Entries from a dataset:

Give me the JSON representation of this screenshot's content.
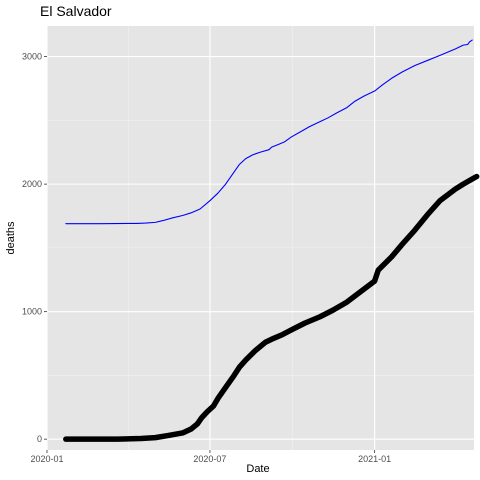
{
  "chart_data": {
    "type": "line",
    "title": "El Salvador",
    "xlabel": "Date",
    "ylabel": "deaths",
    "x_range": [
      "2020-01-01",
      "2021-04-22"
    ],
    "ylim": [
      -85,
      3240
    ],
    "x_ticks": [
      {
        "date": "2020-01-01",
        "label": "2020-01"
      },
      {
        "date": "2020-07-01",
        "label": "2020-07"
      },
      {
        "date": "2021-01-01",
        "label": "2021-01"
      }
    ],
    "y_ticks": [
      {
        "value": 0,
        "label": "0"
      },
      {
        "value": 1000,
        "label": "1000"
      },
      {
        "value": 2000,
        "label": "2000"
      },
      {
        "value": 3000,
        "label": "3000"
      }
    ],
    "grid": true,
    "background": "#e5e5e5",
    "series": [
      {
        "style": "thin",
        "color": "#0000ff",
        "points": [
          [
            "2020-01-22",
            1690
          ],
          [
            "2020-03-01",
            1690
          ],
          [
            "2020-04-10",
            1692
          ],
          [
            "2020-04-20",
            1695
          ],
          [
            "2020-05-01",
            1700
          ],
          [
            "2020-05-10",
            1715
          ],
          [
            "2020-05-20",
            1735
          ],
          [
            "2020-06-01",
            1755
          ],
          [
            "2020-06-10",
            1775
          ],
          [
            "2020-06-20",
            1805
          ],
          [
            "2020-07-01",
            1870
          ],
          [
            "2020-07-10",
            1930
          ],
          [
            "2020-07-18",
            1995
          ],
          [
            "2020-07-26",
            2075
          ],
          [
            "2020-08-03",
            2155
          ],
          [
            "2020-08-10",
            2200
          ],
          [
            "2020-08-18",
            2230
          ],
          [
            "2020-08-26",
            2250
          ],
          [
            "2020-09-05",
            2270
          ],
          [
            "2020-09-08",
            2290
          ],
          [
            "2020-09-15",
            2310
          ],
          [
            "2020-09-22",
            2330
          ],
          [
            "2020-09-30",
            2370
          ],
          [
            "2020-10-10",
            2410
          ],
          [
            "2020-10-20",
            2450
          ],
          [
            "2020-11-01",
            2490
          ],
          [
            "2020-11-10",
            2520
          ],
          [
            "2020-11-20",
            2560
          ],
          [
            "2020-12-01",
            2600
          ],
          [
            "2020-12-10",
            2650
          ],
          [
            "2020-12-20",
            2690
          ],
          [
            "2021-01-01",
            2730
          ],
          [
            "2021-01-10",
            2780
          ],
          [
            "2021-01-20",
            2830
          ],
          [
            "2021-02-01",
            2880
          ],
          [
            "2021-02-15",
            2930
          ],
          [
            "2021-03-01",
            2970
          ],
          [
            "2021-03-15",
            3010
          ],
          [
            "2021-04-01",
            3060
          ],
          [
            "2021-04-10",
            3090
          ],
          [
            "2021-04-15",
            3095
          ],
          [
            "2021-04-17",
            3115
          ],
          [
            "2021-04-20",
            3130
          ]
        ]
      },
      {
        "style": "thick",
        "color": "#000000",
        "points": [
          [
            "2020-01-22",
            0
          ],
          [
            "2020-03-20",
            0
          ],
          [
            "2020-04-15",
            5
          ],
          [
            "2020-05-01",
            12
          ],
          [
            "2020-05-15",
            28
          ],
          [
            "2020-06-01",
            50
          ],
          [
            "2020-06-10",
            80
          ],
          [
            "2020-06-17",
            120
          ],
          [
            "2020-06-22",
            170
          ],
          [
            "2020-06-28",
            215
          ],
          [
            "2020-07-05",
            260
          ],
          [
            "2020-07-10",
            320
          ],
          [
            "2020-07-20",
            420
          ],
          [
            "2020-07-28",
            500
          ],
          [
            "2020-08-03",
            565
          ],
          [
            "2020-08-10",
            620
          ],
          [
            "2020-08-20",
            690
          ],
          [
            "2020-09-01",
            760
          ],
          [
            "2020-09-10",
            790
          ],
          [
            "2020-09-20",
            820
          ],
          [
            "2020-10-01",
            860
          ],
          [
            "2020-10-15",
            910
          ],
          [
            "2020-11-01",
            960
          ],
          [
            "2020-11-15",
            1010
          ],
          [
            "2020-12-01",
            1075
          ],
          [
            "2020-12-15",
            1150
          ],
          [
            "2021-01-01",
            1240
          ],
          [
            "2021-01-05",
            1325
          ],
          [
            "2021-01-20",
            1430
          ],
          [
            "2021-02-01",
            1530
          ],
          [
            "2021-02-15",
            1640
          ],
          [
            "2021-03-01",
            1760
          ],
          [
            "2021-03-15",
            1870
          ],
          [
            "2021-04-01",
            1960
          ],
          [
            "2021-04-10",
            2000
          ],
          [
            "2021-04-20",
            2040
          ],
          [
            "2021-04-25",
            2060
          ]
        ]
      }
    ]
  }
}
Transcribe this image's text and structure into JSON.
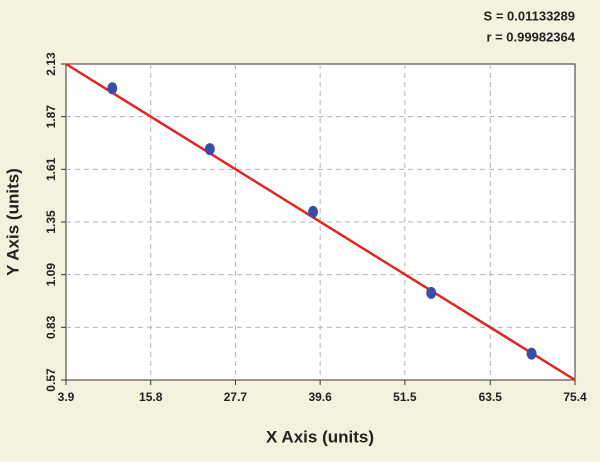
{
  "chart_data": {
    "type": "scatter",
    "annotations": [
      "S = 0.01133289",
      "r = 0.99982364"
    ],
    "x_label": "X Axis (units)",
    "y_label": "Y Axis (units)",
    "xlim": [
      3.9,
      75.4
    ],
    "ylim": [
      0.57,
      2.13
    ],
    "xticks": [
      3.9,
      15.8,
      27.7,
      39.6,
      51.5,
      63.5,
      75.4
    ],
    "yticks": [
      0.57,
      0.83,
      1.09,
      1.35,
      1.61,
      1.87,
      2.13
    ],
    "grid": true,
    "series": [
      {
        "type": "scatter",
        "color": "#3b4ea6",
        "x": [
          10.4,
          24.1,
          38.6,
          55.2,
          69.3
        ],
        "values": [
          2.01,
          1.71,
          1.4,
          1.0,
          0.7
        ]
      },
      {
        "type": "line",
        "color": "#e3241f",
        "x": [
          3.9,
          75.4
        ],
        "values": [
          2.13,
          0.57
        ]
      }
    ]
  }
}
...
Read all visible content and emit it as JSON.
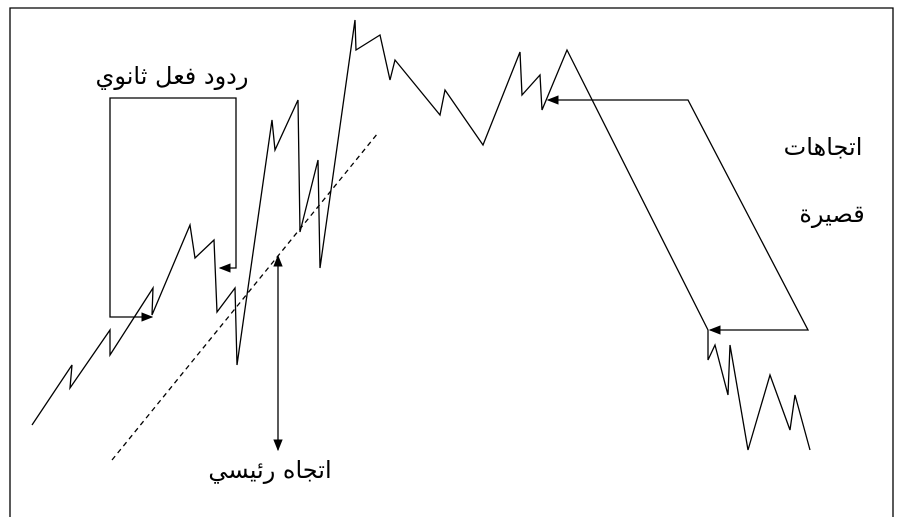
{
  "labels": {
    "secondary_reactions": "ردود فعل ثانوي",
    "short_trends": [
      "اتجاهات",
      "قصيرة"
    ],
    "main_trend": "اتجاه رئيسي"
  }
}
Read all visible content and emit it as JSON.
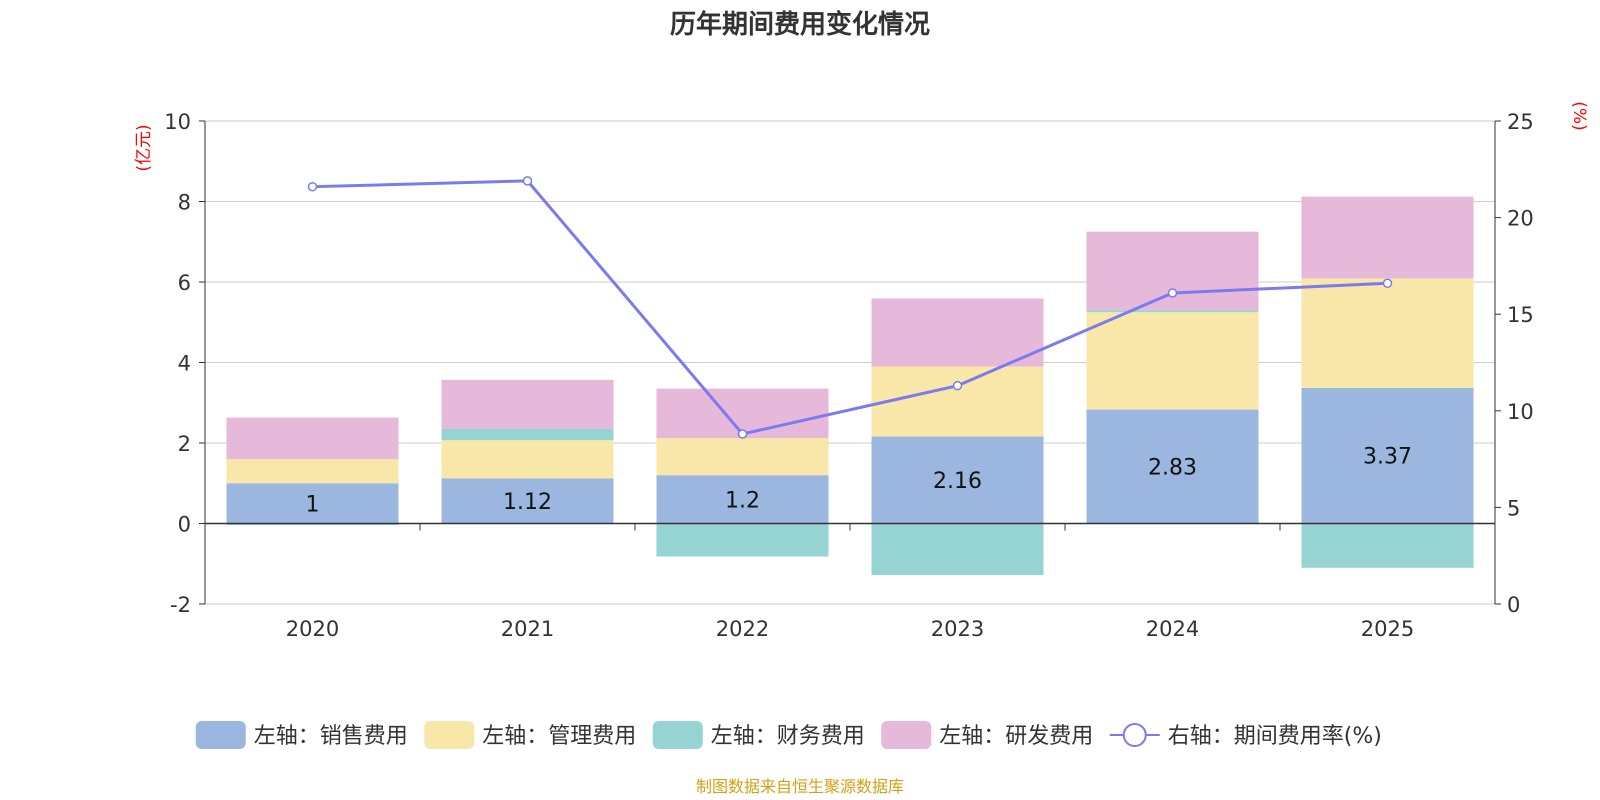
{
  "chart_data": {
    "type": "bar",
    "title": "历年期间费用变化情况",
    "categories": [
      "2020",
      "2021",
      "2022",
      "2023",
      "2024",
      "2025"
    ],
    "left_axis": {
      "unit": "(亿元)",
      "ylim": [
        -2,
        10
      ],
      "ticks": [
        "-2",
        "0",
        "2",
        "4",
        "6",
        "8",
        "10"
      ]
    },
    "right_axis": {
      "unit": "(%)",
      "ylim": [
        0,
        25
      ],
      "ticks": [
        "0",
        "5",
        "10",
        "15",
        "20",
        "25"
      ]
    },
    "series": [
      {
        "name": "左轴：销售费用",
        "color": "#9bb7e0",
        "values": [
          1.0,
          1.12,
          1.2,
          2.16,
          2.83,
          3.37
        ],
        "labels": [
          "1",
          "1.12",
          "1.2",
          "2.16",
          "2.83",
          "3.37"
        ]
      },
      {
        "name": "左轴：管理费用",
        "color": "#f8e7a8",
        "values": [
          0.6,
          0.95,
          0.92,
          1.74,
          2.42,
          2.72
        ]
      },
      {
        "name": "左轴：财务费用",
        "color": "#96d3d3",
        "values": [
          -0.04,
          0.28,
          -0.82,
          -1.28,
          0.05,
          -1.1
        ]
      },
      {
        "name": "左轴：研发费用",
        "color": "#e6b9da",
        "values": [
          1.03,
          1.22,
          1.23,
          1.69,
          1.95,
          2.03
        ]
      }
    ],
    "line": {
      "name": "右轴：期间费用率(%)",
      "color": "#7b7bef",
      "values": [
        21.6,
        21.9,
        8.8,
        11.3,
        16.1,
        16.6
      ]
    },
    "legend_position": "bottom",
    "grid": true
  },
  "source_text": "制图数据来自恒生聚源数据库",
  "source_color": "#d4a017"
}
* * *
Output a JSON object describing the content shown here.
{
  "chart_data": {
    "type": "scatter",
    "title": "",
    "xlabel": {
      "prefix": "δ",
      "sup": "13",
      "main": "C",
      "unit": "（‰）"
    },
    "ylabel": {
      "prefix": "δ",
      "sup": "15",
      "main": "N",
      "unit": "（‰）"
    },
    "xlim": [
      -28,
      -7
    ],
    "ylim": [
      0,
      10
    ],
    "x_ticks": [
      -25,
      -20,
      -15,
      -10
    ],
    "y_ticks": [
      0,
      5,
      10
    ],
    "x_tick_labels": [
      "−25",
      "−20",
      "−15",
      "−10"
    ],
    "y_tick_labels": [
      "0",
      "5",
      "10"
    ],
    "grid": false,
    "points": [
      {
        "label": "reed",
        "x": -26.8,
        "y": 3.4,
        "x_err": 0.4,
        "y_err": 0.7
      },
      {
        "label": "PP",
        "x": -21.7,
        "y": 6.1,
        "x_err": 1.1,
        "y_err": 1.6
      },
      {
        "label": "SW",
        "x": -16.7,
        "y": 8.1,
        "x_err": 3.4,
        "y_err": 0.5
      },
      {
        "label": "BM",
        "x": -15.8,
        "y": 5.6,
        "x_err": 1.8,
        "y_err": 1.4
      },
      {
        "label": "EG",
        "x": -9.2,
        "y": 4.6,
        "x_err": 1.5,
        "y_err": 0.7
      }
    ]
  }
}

INSTRUCTIONS TO FOLLOW =
Pick out the lines that include the word "content" and write them out.

ANSWER FOR THIS EXERCISE =
Give me the JSON representation of this screenshot's content.
Read all visible content and emit it as JSON.
Read all visible content and emit it as JSON.
Output a JSON object describing the content shown here.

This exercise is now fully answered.